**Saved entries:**
+++++

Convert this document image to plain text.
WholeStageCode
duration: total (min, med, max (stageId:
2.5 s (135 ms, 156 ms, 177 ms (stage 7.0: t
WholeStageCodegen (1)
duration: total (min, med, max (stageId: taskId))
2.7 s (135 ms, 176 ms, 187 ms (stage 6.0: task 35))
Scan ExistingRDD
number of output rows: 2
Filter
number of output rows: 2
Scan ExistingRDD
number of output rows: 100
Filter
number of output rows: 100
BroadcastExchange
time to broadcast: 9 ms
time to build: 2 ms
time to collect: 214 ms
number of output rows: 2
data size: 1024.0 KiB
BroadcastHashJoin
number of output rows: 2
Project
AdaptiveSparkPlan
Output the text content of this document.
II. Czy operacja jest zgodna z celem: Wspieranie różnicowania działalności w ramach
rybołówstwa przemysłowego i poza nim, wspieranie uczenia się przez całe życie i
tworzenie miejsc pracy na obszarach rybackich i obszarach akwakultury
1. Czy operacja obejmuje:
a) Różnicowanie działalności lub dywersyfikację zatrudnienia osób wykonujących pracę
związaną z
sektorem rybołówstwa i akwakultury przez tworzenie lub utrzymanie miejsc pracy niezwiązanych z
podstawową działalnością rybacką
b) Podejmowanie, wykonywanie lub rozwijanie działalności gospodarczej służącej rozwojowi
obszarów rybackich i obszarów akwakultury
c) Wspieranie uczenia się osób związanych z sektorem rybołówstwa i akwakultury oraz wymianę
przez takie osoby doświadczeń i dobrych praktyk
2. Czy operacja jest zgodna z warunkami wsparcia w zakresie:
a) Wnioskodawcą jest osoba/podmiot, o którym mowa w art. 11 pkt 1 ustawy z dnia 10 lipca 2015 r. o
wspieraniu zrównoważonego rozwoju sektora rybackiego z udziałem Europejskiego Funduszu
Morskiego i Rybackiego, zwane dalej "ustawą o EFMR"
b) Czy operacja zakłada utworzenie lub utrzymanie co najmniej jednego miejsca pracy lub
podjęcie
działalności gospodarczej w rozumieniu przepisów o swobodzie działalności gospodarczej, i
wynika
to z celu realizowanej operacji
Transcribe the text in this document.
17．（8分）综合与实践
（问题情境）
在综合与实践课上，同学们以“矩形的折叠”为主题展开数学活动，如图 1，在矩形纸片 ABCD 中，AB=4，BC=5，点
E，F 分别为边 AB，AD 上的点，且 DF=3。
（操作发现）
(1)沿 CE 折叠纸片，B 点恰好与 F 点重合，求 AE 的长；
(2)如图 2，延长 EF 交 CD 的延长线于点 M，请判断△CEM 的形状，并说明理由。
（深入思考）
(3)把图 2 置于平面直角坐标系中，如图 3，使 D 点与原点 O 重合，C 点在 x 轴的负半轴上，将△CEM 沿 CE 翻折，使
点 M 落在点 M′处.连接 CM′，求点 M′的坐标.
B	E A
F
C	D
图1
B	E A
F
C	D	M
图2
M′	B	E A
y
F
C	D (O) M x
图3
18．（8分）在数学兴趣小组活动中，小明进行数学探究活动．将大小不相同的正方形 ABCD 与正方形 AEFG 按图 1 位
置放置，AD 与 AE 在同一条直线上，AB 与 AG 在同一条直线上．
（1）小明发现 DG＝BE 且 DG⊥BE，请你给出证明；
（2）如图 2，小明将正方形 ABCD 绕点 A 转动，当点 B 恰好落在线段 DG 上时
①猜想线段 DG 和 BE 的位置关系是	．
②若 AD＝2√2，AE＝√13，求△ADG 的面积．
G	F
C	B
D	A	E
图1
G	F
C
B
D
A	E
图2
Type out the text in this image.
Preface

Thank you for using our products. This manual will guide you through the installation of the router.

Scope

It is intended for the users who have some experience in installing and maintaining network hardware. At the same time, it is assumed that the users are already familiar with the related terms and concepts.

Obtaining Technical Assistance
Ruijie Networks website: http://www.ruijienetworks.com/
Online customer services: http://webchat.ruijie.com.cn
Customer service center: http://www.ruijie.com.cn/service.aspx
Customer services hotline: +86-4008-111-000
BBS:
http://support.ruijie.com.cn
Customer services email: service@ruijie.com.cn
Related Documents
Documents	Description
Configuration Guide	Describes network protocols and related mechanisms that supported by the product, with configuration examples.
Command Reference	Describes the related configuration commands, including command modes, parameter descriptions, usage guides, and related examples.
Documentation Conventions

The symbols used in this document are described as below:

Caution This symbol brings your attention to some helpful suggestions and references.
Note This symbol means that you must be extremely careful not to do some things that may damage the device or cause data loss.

+++++

**Task description:** Show all lines from the listing above in which "services" appears.

**Final answer:**
Online customer services: http://webchat.ruijie.com.cn
Customer services hotline: +86-4008-111-000
Customer services email: service@ruijie.com.cn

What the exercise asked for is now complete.